Reproduce the entries in full, with no changes.

:::::

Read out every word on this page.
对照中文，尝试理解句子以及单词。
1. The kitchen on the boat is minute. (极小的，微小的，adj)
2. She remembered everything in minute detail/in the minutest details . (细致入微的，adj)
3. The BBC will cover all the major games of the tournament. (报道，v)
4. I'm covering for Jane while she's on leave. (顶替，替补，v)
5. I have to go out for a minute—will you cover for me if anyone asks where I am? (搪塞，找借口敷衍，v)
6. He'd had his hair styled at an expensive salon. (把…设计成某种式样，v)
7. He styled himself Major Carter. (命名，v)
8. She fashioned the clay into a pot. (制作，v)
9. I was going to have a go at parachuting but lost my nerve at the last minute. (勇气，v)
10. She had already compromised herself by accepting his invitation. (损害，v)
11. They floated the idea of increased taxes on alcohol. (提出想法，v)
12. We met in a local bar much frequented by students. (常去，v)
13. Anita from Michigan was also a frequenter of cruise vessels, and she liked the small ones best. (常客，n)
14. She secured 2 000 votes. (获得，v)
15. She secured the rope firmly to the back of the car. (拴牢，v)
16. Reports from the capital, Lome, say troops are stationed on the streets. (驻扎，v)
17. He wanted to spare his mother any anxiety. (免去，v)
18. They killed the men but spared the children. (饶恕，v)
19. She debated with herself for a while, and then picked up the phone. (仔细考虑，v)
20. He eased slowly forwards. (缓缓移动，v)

:::::

- **Written reply**:
Read out every word on this page.
对照中文，尝试理解句子以及单词。
1. The kitchen on the boat is minute. (极小的，微小的，adj)
2. She remembered everything in minute detail/in the minutest details . (细致入微的，adj)
3. The BBC will cover all the major games of the tournament. (报道，v)
4. I'm covering for Jane while she's on leave. (顶替，替补，v)
5. I have to go out for a minute—will you cover for me if anyone asks where I am? (搪塞，找借口敷衍，v)
6. He'd had his hair styled at an expensive salon. (把…设计成某种式样，v)
7. He styled himself Major Carter. (命名，v)
8. She fashioned the clay into a pot. (制作，v)
9. I was going to have a go at parachuting but lost my nerve at the last minute. (勇气，v)
10. She had already compromised herself by accepting his invitation. (损害，v)
11. They floated the idea of increased taxes on alcohol. (提出想法，v)
12. We met in a local bar much frequented by students. (常去，v)
13. Anita from Michigan was also a frequenter of cruise vessels, and she liked the small ones best. (常客，n)
14. She secured 2 000 votes. (获得，v)
15. She secured the rope firmly to the back of the car. (拴牢，v)
16. Reports from the capital, Lome, say troops are stationed on the streets. (驻扎，v)
17. He wanted to spare his mother any anxiety. (免去，v)
18. They killed the men but spared the children. (饶恕，v)
19. She debated with herself for a while, and then picked up the phone. (仔细考虑，v)
20. He eased slowly forwards. (缓缓移动，v)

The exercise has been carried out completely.